>> Start

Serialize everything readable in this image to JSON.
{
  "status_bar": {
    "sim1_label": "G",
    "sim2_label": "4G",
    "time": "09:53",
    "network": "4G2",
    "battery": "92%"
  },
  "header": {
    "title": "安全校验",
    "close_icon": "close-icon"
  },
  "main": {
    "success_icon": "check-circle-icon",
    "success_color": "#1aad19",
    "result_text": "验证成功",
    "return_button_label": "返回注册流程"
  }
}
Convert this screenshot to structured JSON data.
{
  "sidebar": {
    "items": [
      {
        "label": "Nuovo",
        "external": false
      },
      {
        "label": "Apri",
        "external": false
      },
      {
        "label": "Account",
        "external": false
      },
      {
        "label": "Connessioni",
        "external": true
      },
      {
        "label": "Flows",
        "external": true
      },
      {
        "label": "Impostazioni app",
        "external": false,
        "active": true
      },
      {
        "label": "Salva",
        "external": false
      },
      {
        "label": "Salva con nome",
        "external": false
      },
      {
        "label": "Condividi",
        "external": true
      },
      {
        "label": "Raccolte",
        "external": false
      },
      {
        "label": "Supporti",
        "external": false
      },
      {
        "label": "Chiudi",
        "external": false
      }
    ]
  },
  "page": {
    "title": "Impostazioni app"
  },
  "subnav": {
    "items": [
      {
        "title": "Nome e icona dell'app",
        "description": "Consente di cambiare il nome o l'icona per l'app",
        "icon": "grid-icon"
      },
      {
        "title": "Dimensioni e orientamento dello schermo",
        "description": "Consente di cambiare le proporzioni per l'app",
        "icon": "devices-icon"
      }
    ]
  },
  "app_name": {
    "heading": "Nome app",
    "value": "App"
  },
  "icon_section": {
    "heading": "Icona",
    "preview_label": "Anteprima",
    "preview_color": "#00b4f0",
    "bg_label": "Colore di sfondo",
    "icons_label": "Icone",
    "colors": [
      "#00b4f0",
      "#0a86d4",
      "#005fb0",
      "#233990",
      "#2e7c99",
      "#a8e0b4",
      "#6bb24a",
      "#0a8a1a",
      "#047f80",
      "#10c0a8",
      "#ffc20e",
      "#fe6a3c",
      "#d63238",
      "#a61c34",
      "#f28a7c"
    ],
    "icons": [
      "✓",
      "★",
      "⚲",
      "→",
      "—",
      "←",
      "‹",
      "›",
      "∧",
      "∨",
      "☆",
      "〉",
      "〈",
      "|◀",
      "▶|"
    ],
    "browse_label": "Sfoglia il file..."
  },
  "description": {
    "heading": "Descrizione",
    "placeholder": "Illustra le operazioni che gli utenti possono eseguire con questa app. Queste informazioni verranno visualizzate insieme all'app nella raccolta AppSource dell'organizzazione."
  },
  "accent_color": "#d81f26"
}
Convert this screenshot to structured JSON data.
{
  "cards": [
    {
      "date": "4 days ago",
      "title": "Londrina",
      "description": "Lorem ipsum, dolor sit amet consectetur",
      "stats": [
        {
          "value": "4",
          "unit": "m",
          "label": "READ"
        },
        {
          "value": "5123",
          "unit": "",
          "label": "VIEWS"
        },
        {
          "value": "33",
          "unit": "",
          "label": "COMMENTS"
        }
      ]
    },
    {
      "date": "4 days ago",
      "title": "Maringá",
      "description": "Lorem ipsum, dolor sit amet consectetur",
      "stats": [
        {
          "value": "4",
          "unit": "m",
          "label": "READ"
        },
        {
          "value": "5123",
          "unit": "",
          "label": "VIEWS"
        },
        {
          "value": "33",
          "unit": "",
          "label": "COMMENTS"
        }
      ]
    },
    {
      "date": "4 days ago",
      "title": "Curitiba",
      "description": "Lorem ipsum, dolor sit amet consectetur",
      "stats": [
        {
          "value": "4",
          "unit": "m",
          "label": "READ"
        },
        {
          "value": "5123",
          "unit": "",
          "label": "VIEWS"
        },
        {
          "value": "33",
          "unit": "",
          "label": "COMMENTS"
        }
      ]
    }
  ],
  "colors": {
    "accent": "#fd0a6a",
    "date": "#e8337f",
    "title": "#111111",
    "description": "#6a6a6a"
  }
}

>> End
>> Start

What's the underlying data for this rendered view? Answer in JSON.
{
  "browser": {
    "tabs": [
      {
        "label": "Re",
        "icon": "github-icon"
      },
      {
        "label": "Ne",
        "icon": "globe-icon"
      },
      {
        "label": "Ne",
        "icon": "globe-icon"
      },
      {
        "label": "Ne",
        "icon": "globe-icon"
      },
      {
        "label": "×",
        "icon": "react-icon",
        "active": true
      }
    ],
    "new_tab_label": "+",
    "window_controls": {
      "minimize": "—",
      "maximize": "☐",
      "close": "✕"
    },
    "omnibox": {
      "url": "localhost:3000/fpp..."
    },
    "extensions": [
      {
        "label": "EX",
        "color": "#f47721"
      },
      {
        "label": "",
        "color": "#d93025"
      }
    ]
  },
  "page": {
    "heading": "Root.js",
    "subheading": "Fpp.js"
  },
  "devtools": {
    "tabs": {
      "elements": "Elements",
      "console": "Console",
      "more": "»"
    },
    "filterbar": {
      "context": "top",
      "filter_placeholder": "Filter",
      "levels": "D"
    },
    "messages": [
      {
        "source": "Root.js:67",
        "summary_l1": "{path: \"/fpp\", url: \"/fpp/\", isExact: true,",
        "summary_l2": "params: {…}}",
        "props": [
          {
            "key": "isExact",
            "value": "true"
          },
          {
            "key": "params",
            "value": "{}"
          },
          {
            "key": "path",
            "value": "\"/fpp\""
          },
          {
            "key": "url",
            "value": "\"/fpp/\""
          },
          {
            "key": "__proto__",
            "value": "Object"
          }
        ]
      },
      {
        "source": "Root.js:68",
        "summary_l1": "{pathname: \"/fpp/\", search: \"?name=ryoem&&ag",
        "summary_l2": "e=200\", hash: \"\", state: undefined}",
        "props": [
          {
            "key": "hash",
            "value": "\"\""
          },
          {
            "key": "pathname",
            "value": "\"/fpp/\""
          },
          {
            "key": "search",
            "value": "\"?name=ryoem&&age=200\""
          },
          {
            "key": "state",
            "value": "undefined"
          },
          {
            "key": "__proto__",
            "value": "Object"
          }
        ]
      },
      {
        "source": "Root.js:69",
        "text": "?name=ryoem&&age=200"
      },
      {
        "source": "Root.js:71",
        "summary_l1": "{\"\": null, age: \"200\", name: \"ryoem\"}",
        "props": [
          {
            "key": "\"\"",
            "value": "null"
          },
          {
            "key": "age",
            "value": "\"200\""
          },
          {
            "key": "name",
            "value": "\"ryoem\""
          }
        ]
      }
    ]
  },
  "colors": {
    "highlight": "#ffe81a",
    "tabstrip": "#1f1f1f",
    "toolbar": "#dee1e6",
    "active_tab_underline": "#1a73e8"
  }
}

>> End

From the data above, copy each line that has the string "Impostazioni".

        "label": "Impostazioni app",
    "title": "Impostazioni app"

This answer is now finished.